- _INSTRUCCIONES DE LA TAREA_
Transcriba sin ninguna alteración todas las filas, desde la primera hasta la que contiene "sunset-line: Sunset: 6:42 PM <box>449", ambas incluidas.

**** DATOS PROPORCIONADOS

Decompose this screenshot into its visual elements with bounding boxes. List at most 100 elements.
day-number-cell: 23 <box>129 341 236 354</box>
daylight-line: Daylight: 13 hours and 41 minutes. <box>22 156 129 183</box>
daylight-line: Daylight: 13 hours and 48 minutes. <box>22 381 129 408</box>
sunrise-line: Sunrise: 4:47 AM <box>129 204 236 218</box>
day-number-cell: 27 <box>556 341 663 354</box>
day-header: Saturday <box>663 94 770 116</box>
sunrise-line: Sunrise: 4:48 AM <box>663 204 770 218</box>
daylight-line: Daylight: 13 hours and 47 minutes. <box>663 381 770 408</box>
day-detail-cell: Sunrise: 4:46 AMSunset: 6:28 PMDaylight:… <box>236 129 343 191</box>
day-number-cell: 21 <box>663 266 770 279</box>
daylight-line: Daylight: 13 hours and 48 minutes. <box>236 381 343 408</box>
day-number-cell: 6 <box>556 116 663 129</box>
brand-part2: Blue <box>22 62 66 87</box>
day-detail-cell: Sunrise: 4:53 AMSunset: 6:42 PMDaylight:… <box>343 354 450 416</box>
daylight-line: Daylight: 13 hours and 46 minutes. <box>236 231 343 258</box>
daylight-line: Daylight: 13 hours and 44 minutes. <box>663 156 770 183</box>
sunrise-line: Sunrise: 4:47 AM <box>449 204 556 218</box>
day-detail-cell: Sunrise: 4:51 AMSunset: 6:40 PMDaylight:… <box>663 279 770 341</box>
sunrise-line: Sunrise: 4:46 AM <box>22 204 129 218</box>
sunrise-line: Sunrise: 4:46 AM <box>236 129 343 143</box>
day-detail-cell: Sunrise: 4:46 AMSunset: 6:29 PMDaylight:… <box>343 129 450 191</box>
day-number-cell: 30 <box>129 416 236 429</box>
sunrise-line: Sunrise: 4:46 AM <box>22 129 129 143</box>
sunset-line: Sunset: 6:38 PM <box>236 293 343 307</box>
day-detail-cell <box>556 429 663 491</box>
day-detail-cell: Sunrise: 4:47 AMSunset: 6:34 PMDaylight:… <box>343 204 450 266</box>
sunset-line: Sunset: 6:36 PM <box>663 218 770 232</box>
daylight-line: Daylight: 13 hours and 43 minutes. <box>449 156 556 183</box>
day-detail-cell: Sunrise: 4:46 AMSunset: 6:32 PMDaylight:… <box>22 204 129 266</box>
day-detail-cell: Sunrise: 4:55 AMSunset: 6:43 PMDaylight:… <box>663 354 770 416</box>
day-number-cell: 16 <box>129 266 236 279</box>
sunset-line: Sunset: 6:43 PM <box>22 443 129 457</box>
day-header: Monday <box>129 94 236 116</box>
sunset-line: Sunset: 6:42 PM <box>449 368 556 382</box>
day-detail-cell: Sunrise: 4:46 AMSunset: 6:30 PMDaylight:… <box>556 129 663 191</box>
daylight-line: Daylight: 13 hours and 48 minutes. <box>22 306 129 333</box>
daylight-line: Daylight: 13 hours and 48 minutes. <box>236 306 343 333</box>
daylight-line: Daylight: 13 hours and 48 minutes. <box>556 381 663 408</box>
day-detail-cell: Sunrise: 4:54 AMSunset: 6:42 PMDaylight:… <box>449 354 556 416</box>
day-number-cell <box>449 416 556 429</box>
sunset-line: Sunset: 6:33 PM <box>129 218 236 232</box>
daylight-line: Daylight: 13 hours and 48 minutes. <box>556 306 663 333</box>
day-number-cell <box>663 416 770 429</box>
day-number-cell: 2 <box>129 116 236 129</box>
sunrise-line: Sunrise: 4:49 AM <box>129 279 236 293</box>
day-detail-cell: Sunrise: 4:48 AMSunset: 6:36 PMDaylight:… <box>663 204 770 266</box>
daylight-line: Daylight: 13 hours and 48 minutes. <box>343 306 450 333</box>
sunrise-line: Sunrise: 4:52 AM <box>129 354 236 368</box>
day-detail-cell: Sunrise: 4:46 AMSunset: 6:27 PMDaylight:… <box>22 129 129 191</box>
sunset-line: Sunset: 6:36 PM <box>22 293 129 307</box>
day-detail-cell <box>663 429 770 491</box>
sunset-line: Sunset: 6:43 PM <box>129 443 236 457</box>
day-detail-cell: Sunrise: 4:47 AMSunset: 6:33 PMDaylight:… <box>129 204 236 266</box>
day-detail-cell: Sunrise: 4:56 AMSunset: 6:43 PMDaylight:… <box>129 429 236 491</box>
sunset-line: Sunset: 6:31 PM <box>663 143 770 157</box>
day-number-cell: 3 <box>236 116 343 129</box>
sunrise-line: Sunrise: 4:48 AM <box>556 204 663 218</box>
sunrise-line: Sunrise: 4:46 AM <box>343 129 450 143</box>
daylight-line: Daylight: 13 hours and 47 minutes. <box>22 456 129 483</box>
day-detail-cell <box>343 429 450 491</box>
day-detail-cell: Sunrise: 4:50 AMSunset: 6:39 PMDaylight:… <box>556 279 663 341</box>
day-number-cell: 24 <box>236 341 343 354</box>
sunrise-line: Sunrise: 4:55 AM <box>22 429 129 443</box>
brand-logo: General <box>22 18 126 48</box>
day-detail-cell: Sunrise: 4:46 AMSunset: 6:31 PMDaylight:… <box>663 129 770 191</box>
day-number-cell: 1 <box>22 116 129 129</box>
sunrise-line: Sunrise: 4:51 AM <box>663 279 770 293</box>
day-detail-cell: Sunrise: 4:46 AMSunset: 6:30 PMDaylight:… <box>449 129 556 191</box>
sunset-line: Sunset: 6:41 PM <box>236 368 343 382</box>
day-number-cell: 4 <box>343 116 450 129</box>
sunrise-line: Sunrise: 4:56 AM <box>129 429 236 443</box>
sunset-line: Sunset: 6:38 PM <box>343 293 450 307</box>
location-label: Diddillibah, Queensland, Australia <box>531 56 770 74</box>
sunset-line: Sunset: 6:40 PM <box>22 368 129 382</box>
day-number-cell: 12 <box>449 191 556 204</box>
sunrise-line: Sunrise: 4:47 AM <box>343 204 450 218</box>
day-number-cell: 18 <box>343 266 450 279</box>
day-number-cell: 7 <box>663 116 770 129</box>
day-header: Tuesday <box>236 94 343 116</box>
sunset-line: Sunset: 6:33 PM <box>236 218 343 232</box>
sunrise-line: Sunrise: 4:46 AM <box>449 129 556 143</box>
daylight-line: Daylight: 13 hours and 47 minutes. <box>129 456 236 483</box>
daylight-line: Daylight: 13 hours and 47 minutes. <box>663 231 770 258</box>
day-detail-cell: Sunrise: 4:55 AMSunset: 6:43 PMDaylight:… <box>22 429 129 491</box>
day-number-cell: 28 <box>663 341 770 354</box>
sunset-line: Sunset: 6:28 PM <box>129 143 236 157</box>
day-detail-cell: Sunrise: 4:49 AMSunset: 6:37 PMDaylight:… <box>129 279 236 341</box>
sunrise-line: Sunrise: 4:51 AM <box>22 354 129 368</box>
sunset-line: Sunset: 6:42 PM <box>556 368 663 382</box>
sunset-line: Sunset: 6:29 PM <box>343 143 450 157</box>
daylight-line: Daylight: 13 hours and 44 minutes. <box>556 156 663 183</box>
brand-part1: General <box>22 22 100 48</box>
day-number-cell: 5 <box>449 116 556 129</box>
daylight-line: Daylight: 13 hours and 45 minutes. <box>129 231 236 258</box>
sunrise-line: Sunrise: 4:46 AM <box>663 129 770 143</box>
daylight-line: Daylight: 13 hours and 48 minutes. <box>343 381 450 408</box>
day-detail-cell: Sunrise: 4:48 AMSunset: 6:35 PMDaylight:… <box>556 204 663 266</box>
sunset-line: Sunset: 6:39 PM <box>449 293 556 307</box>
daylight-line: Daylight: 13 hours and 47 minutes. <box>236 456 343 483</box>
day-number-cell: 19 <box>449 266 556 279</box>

********

- _LA RESPUESTA_
Decompose this screenshot into its visual elements with bounding boxes. List at most 100 elements.
day-number-cell: 23 <box>129 341 236 354</box>
daylight-line: Daylight: 13 hours and 41 minutes. <box>22 156 129 183</box>
daylight-line: Daylight: 13 hours and 48 minutes. <box>22 381 129 408</box>
sunrise-line: Sunrise: 4:47 AM <box>129 204 236 218</box>
day-number-cell: 27 <box>556 341 663 354</box>
day-header: Saturday <box>663 94 770 116</box>
sunrise-line: Sunrise: 4:48 AM <box>663 204 770 218</box>
daylight-line: Daylight: 13 hours and 47 minutes. <box>663 381 770 408</box>
day-detail-cell: Sunrise: 4:46 AMSunset: 6:28 PMDaylight:… <box>236 129 343 191</box>
day-number-cell: 21 <box>663 266 770 279</box>
daylight-line: Daylight: 13 hours and 48 minutes. <box>236 381 343 408</box>
day-number-cell: 6 <box>556 116 663 129</box>
brand-part2: Blue <box>22 62 66 87</box>
day-detail-cell: Sunrise: 4:53 AMSunset: 6:42 PMDaylight:… <box>343 354 450 416</box>
daylight-line: Daylight: 13 hours and 46 minutes. <box>236 231 343 258</box>
daylight-line: Daylight: 13 hours and 44 minutes. <box>663 156 770 183</box>
sunrise-line: Sunrise: 4:47 AM <box>449 204 556 218</box>
day-detail-cell: Sunrise: 4:51 AMSunset: 6:40 PMDaylight:… <box>663 279 770 341</box>
sunrise-line: Sunrise: 4:46 AM <box>22 204 129 218</box>
sunrise-line: Sunrise: 4:46 AM <box>236 129 343 143</box>
day-detail-cell: Sunrise: 4:46 AMSunset: 6:29 PMDaylight:… <box>343 129 450 191</box>
day-number-cell: 30 <box>129 416 236 429</box>
sunrise-line: Sunrise: 4:46 AM <box>22 129 129 143</box>
sunset-line: Sunset: 6:38 PM <box>236 293 343 307</box>
day-detail-cell <box>556 429 663 491</box>
day-detail-cell: Sunrise: 4:47 AMSunset: 6:34 PMDaylight:… <box>343 204 450 266</box>
sunset-line: Sunset: 6:36 PM <box>663 218 770 232</box>
daylight-line: Daylight: 13 hours and 43 minutes. <box>449 156 556 183</box>
day-detail-cell: Sunrise: 4:46 AMSunset: 6:32 PMDaylight:… <box>22 204 129 266</box>
day-detail-cell: Sunrise: 4:55 AMSunset: 6:43 PMDaylight:… <box>663 354 770 416</box>
day-number-cell: 16 <box>129 266 236 279</box>
sunset-line: Sunset: 6:43 PM <box>22 443 129 457</box>
day-header: Monday <box>129 94 236 116</box>
sunset-line: Sunset: 6:42 PM <box>449 368 556 382</box>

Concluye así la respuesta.